What is required: Find each line containing the string "Please" and return it.

Dataset extract:

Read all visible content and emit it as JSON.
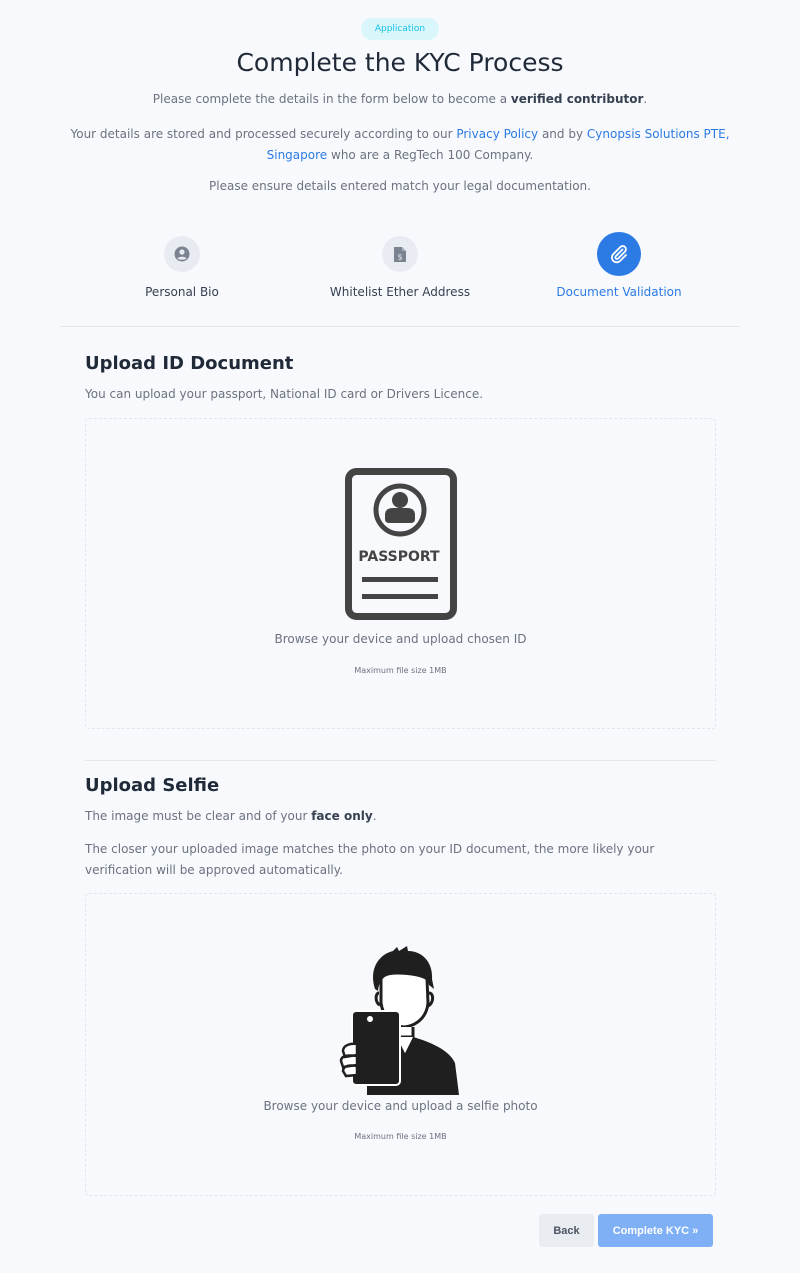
{
  "badge": "Application",
  "title": "Complete the KYC Process",
  "intro": {
    "line1_prefix": "Please complete the details in the form below to become a",
    "line1_bold": "verified contributor",
    "line1_suffix": ".",
    "line2_a": "Your details are stored and processed securely according to our",
    "privacy_link": "Privacy Policy",
    "line2_b": "and by",
    "cynopsis_link": "Cynopsis Solutions PTE, Singapore",
    "line2_c": "who are a RegTech 100 Company.",
    "line3": "Please ensure details entered match your legal documentation."
  },
  "steps": [
    {
      "label": "Personal Bio",
      "icon": "user-circle-icon",
      "active": false
    },
    {
      "label": "Whitelist Ether Address",
      "icon": "dollar-document-icon",
      "active": false
    },
    {
      "label": "Document Validation",
      "icon": "paperclip-icon",
      "active": true
    }
  ],
  "id_section": {
    "title": "Upload ID Document",
    "description": "You can upload your passport, National ID card or Drivers Licence.",
    "passport_text": "PASSPORT",
    "browse_text": "Browse your device and upload chosen ID",
    "max_size": "Maximum file size 1MB"
  },
  "selfie_section": {
    "title": "Upload Selfie",
    "desc1_prefix": "The image must be clear and of your",
    "desc1_bold": "face only",
    "desc1_suffix": ".",
    "desc2": "The closer your uploaded image matches the photo on your ID document, the more likely your verification will be approved automatically.",
    "browse_text": "Browse your device and upload a selfie photo",
    "max_size": "Maximum file size 1MB"
  },
  "buttons": {
    "back": "Back",
    "complete": "Complete KYC »"
  },
  "colors": {
    "accent": "#2c7be5",
    "badge_bg": "#d9f6fb",
    "badge_text": "#17c1e8",
    "complete_button": "#7fb0f6"
  }
}
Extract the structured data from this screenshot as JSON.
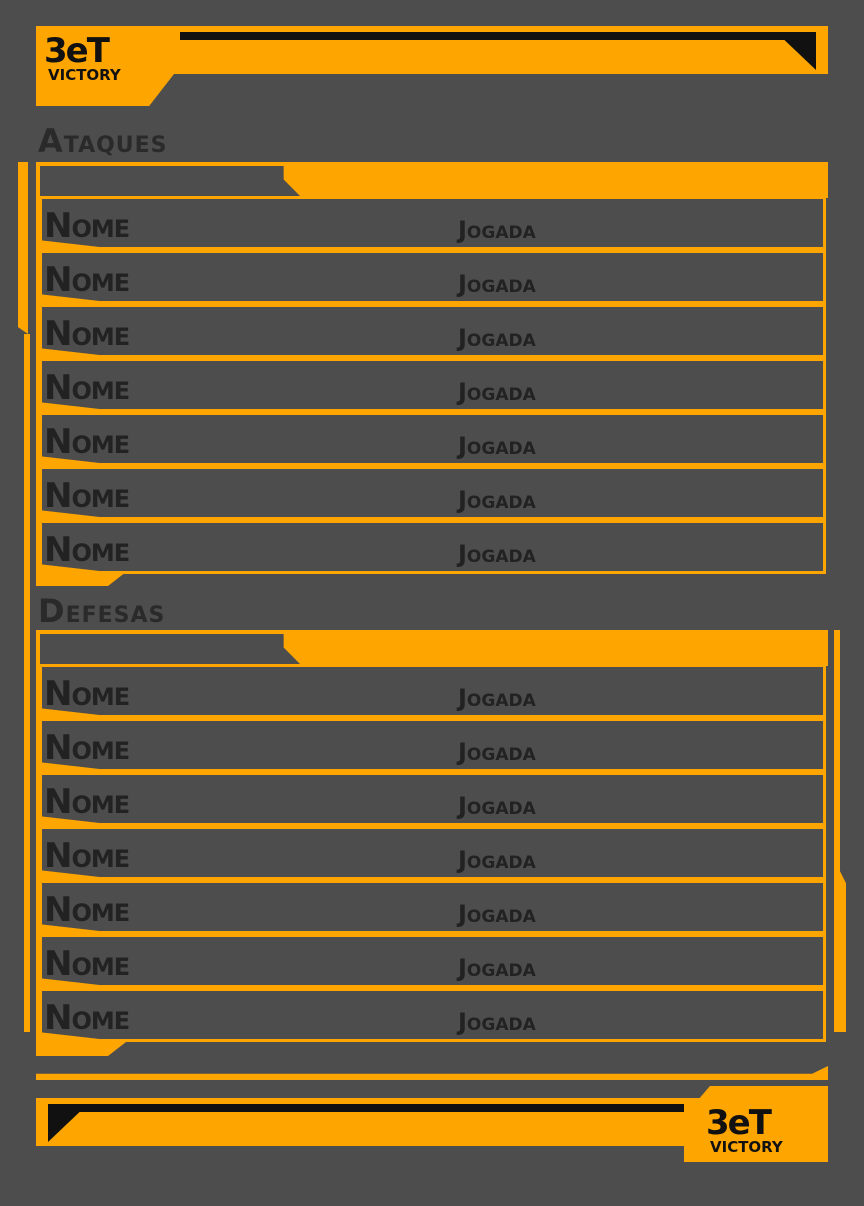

Solution for this exercise:
    "line1_prefix": "Please complete the details in the form below to become a",
    "line3": "Please ensure details entered match your legal documentation."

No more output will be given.